━━━━━ Provided material
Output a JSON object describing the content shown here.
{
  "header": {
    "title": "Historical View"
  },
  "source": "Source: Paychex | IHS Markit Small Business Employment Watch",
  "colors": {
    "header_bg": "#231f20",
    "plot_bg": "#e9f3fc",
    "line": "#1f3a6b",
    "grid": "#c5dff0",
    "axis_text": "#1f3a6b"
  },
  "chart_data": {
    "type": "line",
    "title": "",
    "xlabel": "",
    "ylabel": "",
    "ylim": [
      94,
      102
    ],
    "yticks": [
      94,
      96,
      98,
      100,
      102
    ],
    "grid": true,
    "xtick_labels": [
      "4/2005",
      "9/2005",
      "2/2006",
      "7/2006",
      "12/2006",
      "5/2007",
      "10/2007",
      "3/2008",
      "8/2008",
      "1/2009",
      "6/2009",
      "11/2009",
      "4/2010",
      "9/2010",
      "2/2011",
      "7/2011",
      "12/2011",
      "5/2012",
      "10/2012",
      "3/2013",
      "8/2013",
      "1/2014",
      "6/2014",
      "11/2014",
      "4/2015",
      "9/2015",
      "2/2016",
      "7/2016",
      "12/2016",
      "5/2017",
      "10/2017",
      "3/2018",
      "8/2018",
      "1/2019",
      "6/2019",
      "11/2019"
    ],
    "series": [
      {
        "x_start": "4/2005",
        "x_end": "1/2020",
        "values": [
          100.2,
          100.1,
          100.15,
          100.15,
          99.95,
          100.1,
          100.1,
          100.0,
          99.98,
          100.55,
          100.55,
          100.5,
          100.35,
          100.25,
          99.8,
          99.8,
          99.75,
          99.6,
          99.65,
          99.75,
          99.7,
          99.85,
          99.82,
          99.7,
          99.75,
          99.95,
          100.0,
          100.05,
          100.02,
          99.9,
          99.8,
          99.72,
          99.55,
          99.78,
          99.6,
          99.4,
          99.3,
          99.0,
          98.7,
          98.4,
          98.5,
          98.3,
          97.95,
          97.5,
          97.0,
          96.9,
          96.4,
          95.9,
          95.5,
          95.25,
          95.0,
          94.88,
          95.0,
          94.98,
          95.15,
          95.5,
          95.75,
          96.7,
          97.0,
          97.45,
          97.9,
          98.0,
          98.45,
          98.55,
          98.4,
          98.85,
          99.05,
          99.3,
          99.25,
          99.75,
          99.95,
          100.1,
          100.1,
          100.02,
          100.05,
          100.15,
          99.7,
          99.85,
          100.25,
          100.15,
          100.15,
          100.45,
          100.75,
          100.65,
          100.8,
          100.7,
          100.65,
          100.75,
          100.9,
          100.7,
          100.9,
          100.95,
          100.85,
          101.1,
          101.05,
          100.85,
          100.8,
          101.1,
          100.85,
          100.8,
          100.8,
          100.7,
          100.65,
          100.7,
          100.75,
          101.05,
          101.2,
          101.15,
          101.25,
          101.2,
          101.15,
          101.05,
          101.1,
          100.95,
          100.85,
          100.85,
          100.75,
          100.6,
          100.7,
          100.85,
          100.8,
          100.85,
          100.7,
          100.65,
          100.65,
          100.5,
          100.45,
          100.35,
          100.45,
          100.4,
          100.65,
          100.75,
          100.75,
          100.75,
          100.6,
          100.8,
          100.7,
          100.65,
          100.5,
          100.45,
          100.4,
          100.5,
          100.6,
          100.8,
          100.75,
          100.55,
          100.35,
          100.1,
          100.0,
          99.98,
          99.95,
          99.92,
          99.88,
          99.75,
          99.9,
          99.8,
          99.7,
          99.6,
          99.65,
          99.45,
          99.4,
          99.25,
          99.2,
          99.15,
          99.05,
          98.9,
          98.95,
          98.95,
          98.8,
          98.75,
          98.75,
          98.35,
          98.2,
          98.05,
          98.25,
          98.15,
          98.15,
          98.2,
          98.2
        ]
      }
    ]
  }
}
━━━━━━━━━━
━━━━━ Provided material
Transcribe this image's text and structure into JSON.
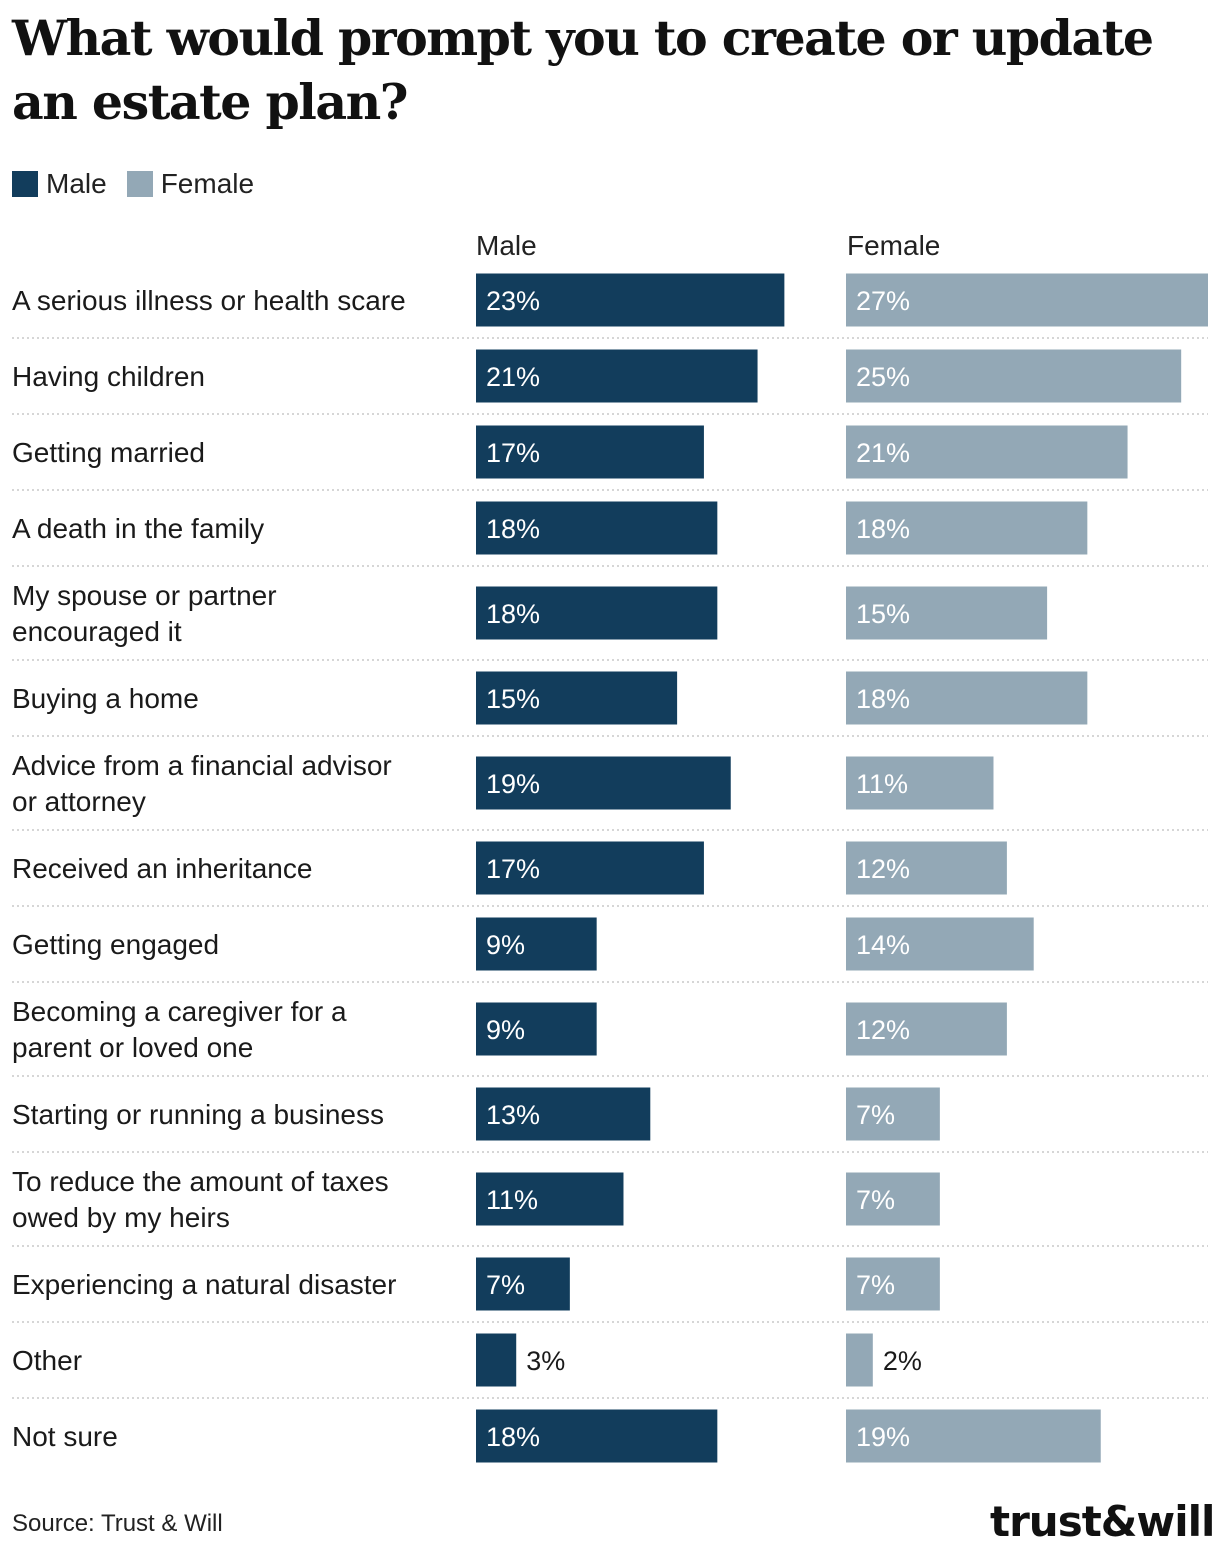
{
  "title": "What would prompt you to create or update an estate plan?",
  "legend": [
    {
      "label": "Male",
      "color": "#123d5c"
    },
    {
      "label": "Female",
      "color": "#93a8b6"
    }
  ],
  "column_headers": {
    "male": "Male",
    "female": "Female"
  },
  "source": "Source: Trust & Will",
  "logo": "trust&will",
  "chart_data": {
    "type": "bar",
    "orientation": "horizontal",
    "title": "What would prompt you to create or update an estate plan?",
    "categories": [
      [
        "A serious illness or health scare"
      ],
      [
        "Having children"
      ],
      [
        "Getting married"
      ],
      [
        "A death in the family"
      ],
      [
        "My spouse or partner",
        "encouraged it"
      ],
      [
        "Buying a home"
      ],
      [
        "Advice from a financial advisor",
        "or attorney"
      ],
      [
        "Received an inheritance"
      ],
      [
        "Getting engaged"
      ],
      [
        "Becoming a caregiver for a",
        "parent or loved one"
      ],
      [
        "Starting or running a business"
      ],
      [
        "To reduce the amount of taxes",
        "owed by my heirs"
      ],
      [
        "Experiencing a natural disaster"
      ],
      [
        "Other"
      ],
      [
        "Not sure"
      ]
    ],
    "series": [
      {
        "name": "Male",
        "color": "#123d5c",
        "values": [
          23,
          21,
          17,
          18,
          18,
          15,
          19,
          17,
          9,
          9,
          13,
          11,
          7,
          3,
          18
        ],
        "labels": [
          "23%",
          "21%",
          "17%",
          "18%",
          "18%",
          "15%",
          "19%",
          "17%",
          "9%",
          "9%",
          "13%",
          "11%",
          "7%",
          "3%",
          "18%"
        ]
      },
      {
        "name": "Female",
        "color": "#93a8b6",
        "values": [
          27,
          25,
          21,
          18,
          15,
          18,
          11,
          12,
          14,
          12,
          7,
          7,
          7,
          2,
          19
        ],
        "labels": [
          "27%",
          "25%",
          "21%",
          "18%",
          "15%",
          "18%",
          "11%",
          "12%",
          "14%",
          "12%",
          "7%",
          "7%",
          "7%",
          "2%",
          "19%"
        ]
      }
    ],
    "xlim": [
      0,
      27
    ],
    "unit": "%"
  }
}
━━━━━━━━━━
• [Task objective]
From the entries above, copy every line containing the word "prompt".

• [Answer to the task]
  "title": "What would prompt you to create or update an estate plan?",
    "title": "What would prompt you to create or update an estate plan?",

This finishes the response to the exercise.